The exercise: Pick out all lines with the word "service" from the records that follow.
-- BEGIN Data in this exercise --
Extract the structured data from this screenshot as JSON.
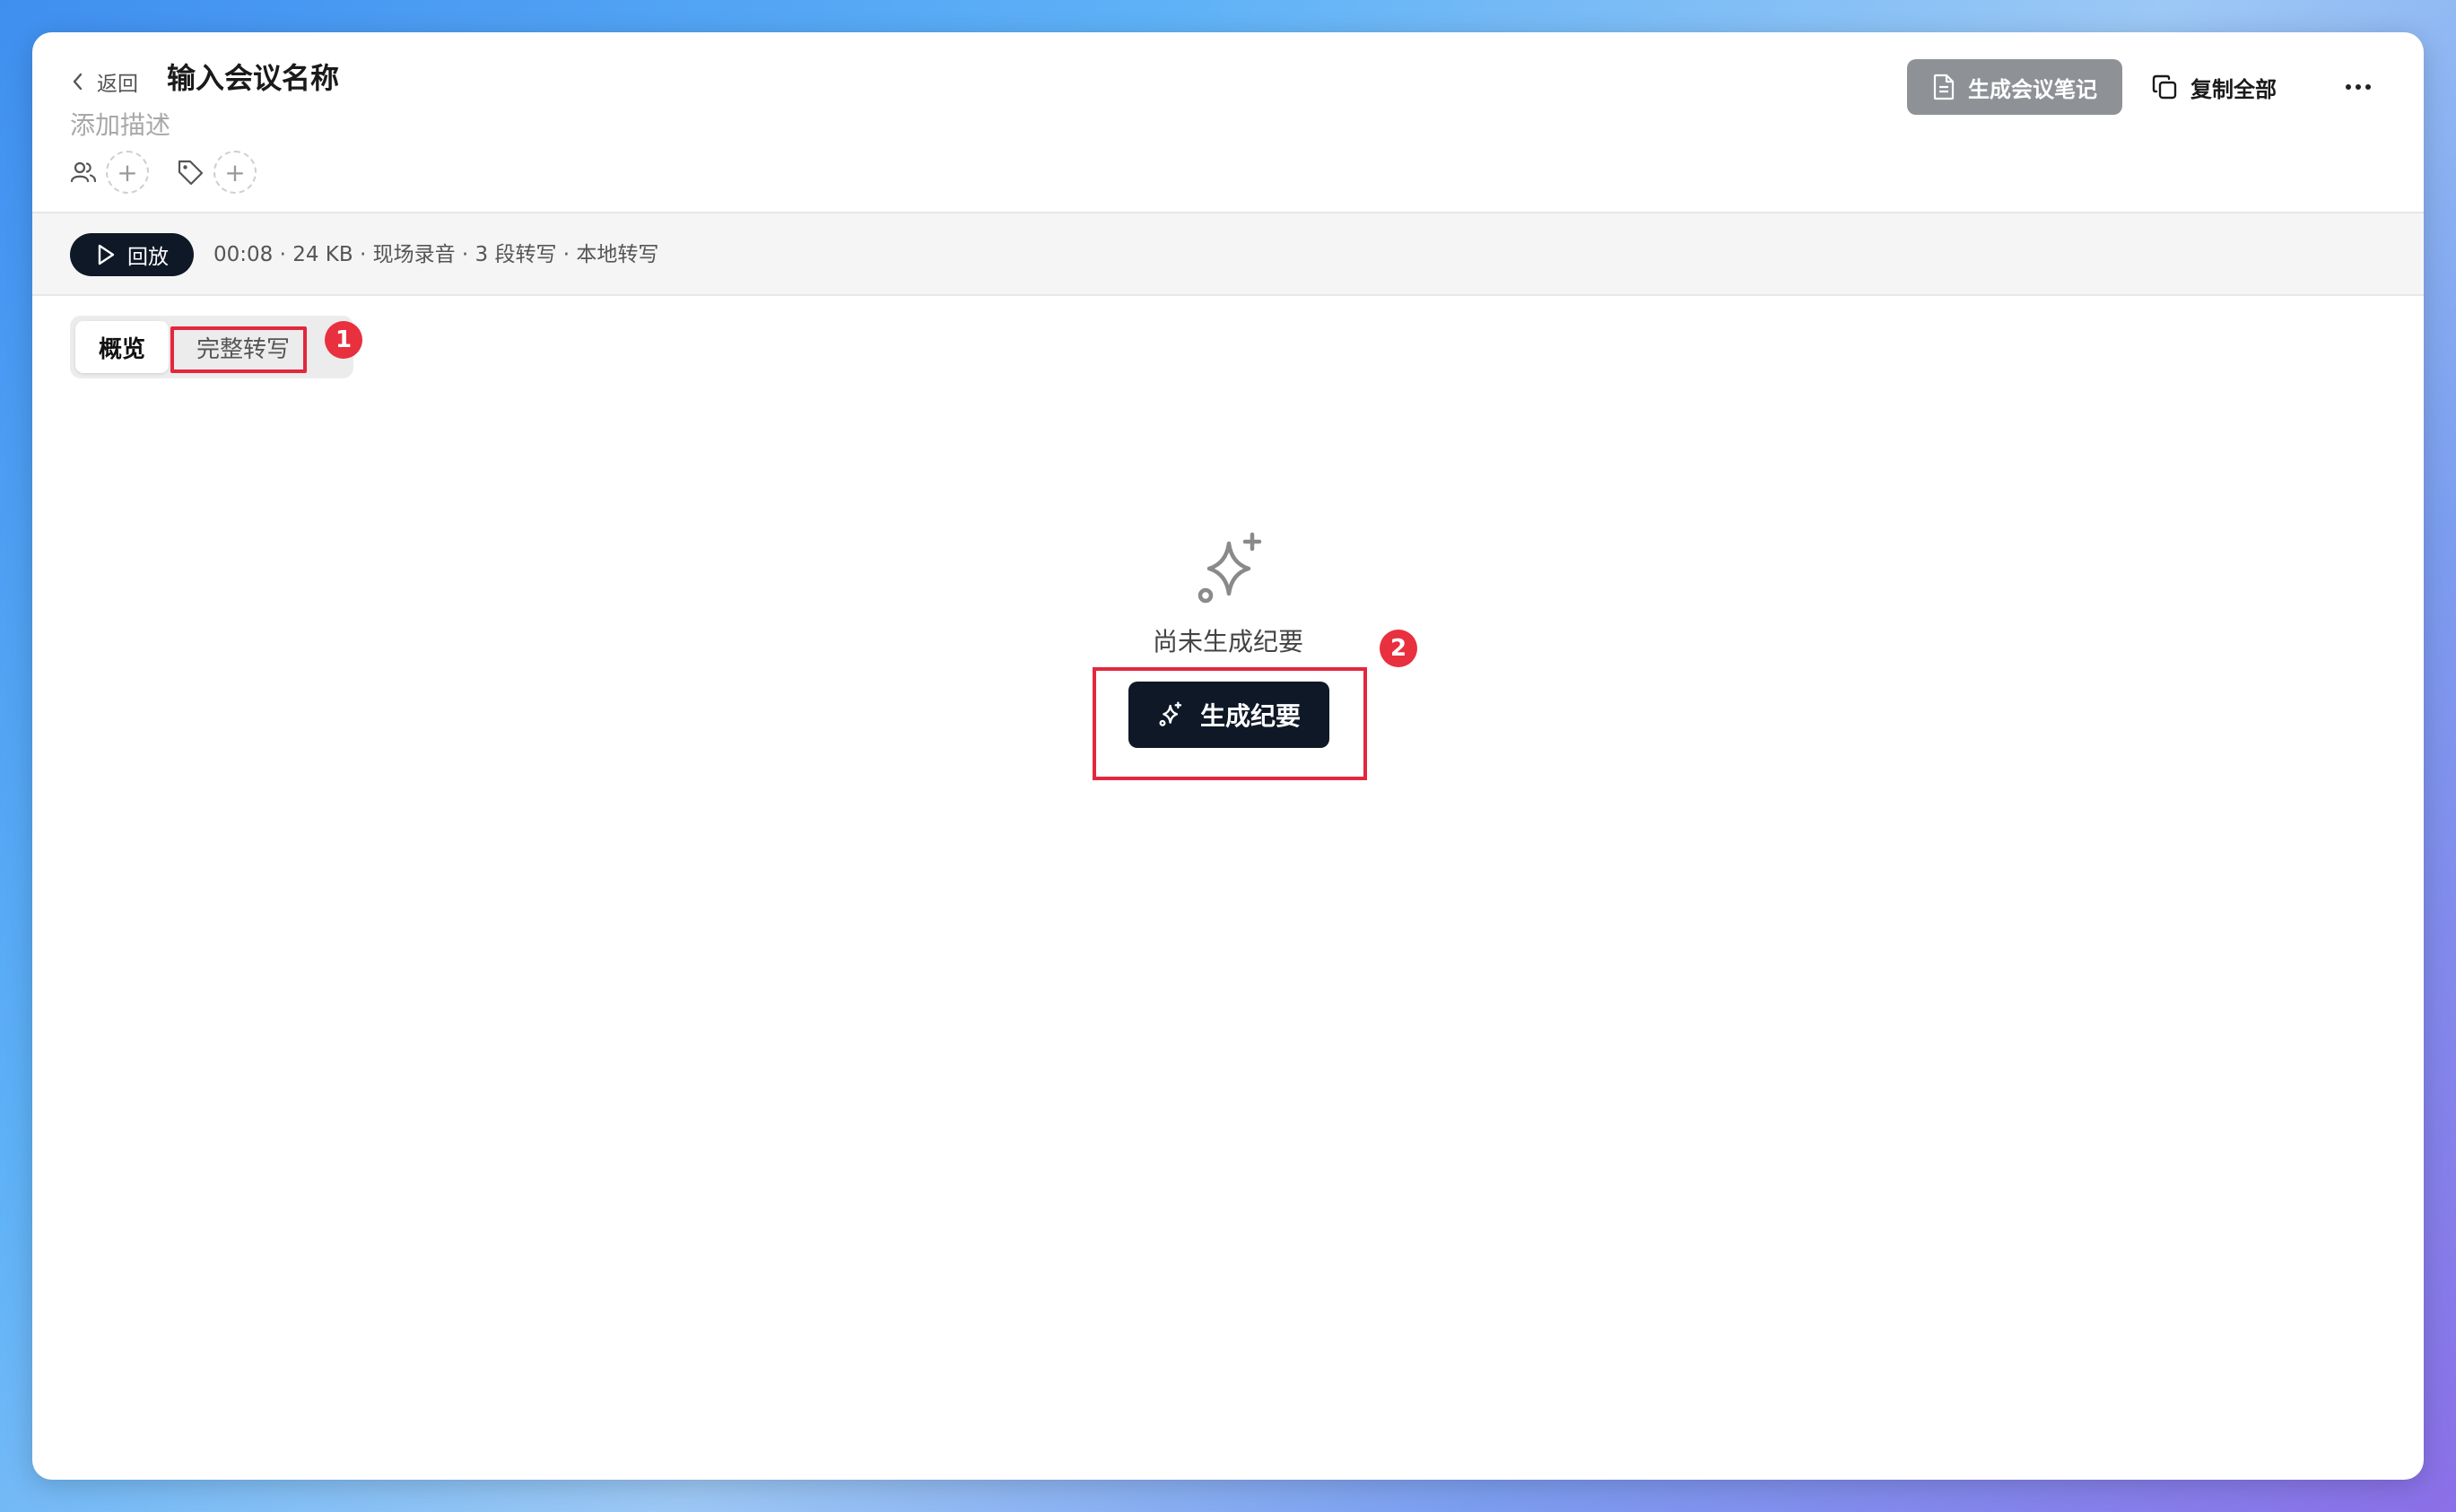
{
  "header": {
    "back_label": "返回",
    "title": "输入会议名称",
    "description_placeholder": "添加描述",
    "add_participant_symbol": "+",
    "add_tag_symbol": "+",
    "generate_notes_label": "生成会议笔记",
    "copy_all_label": "复制全部"
  },
  "infobar": {
    "play_label": "回放",
    "info_text": "00:08 · 24 KB · 现场录音 · 3 段转写 · 本地转写"
  },
  "tabs": [
    {
      "label": "概览",
      "active": true
    },
    {
      "label": "完整转写",
      "active": false
    }
  ],
  "empty_state": {
    "message": "尚未生成纪要",
    "generate_label": "生成纪要"
  },
  "annotations": [
    "1",
    "2"
  ],
  "colors": {
    "primary_dark": "#0f1827",
    "disabled_button": "#8e9297",
    "annotation_red": "#e3273d"
  },
  "icons": [
    "chevron-left-icon",
    "users-icon",
    "tag-icon",
    "document-icon",
    "copy-icon",
    "more-icon",
    "play-icon",
    "sparkles-icon"
  ]
}
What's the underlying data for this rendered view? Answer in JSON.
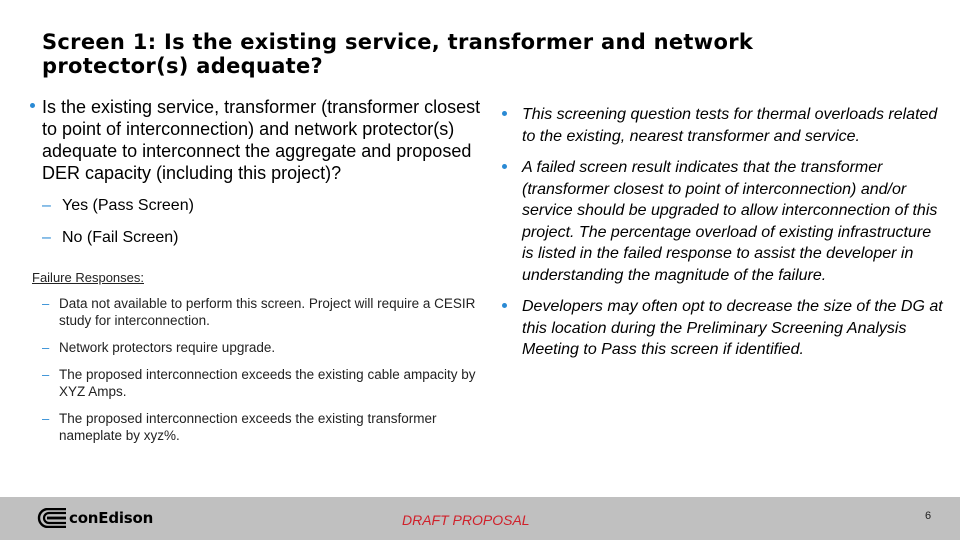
{
  "slide": {
    "title": "Screen 1: Is the existing service, transformer and network protector(s) adequate?",
    "question": "Is the existing service, transformer (transformer closest to point of interconnection) and network protector(s) adequate to interconnect the aggregate and proposed DER capacity (including this project)?",
    "options": [
      {
        "label": " Yes (Pass Screen)"
      },
      {
        "label": "No (Fail Screen)"
      }
    ],
    "failure_label": "Failure Responses:",
    "failure_responses": [
      {
        "text": "Data not available to perform this screen. Project will require a CESIR study for interconnection."
      },
      {
        "text": "Network protectors require upgrade."
      },
      {
        "text": "The proposed interconnection exceeds the existing cable ampacity by XYZ Amps."
      },
      {
        "text": "The proposed interconnection exceeds the existing transformer nameplate by xyz%."
      }
    ],
    "notes": [
      {
        "text": "This screening question tests for thermal overloads related to the existing, nearest transformer and service."
      },
      {
        "text": " A failed screen result indicates that the transformer (transformer closest to point of interconnection) and/or service should be upgraded to allow interconnection of this project.  The percentage overload of existing infrastructure is listed in the failed response to assist the developer in understanding the magnitude of the failure."
      },
      {
        "text": " Developers may often opt to decrease the size of the DG at this location during the Preliminary Screening Analysis Meeting to Pass this screen if identified."
      }
    ]
  },
  "footer": {
    "logo_text": "conEdison",
    "logo_icon": "con-edison-logo-icon",
    "draft_label": "DRAFT PROPOSAL",
    "page_number": "6"
  },
  "colors": {
    "bullet": "#2a8ad4",
    "draft": "#d0202a",
    "footer_bg": "#c0c0c0"
  }
}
-- END Data in this exercise --
Right answer:
    "title": "Screen 1: Is the existing service, transformer and network protector(s) adequate?",
    "question": "Is the existing service, transformer (transformer closest to point of interconnection) and network protector(s) adequate to interconnect the aggregate and proposed DER capacity (including this project)?",
        "text": "This screening question tests for thermal overloads related to the existing, nearest transformer and service."
        "text": " A failed screen result indicates that the transformer (transformer closest to point of interconnection) and/or service should be upgraded to allow interconnection of this project.  The percentage overload of existing infrastructure is listed in the failed response to assist the developer in understanding the magnitude of the failure."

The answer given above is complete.